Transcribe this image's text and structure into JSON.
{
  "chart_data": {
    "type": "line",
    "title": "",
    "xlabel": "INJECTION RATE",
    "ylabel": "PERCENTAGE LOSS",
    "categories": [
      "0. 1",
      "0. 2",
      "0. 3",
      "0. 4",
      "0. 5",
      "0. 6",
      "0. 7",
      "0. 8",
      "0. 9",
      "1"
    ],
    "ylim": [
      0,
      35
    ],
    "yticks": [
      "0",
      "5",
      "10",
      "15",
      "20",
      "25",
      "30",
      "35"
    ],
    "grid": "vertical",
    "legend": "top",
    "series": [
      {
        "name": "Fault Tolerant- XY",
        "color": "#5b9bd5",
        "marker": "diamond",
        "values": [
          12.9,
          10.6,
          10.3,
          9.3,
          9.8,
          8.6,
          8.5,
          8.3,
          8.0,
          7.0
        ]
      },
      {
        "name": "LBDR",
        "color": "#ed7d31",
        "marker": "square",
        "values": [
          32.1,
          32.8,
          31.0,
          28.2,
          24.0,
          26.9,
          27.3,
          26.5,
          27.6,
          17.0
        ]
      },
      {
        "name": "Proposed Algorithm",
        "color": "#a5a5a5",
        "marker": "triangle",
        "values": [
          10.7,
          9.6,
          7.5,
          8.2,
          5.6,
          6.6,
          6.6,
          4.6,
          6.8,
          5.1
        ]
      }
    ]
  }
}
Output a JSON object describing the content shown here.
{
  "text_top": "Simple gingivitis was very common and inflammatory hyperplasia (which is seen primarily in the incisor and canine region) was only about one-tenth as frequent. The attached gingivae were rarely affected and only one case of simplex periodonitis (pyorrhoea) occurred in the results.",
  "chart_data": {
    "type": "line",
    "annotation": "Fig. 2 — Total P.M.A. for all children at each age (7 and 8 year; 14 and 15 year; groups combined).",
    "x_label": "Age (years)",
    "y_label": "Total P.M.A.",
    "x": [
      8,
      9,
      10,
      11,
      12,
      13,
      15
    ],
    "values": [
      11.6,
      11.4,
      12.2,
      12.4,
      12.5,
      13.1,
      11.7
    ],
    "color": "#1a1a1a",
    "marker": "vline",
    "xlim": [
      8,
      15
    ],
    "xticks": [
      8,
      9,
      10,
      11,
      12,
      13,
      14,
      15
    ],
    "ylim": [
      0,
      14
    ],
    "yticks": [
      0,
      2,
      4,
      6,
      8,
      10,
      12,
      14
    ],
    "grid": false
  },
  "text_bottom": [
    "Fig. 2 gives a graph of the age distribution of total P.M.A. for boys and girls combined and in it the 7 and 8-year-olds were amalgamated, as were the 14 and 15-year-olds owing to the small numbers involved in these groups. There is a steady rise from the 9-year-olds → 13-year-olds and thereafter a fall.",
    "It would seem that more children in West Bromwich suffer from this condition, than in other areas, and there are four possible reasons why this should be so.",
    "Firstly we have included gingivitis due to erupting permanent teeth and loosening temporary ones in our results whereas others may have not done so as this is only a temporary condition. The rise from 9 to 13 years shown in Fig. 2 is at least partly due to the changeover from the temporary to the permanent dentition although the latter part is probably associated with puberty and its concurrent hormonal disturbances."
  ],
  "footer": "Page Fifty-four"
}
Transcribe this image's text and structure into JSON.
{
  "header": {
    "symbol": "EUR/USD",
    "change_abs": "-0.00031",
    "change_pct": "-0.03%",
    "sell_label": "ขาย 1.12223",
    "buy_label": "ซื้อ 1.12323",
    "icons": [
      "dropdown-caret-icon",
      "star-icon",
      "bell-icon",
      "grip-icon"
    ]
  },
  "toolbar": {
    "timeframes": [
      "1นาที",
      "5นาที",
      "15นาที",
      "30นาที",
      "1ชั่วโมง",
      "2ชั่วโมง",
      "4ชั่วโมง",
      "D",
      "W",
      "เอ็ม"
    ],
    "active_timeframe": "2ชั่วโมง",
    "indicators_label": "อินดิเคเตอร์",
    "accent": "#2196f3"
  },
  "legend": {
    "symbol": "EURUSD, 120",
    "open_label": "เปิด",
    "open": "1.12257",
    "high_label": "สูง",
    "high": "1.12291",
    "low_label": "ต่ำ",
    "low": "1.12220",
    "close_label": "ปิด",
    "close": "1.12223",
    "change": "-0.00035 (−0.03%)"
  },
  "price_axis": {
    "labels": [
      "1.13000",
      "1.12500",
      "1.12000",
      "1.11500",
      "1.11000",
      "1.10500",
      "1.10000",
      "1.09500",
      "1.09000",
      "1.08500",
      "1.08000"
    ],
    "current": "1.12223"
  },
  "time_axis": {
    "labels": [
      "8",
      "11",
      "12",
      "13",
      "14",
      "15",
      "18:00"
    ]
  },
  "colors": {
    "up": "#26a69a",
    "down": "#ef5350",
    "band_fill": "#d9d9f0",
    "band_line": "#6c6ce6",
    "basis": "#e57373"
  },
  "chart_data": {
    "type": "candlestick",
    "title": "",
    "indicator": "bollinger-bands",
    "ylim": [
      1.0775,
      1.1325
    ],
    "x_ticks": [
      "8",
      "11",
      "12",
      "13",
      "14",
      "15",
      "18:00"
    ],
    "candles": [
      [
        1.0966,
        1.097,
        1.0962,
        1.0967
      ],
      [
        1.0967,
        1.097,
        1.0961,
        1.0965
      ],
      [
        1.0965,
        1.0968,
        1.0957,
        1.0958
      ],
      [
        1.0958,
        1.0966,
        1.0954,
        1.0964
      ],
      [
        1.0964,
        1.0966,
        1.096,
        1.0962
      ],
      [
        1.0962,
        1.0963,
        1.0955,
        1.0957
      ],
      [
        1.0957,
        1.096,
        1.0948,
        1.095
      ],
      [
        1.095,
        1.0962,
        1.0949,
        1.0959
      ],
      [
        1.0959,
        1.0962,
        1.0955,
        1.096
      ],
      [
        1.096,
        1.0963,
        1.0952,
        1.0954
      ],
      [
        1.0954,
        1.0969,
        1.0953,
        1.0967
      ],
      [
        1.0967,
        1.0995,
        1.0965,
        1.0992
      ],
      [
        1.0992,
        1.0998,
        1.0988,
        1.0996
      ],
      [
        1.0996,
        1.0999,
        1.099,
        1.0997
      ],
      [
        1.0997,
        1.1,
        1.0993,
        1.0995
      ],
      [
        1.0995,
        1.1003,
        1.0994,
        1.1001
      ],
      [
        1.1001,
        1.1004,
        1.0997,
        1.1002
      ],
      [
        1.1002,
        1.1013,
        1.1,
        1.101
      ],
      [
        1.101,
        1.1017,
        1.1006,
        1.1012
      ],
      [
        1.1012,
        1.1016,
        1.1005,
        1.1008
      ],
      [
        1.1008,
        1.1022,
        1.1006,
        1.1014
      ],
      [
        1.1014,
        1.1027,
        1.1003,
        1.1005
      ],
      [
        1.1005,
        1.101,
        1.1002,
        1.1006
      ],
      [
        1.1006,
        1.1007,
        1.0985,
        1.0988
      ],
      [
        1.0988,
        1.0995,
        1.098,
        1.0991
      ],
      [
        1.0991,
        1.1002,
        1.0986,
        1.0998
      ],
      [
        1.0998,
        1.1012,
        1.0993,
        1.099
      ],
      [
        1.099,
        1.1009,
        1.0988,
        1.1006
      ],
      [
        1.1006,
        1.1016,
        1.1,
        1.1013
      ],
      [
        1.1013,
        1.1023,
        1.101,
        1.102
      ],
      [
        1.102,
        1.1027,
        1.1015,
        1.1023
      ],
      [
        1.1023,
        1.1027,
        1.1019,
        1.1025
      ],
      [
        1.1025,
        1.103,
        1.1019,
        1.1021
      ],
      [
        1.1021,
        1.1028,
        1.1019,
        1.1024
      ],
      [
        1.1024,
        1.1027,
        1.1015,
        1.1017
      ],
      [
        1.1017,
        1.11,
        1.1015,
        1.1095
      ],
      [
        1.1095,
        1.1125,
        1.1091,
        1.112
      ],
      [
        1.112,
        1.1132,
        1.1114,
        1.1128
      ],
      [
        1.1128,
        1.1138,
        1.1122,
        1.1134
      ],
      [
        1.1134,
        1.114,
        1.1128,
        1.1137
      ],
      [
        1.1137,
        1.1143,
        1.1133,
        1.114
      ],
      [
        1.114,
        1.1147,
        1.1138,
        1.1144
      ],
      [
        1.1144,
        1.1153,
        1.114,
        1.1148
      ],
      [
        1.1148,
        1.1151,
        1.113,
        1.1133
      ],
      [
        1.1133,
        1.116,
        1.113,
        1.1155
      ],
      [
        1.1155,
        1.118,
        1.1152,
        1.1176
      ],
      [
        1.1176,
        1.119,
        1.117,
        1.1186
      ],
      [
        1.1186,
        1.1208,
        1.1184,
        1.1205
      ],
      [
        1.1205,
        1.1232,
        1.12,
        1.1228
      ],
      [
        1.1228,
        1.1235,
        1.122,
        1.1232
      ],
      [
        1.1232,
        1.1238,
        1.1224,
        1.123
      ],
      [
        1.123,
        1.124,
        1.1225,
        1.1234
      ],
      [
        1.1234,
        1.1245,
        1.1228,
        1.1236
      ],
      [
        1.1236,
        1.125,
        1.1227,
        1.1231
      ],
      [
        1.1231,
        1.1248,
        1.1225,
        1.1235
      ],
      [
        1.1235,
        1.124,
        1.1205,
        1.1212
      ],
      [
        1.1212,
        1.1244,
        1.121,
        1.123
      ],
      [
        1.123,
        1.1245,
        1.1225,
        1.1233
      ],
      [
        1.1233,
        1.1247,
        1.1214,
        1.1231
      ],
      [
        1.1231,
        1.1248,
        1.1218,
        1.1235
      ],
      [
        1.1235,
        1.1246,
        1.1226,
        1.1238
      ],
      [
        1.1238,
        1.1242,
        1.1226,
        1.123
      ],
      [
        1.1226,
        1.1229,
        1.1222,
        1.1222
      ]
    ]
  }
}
□ □ □ □
=== What to work on ===
In the listing above, find each line with the word "four" and copy it.

=== Complete output ===
    "It would seem that more children in West Bromwich suffer from this condition, than in other areas, and there are four possible reasons why this should be so.",
  "footer": "Page Fifty-four"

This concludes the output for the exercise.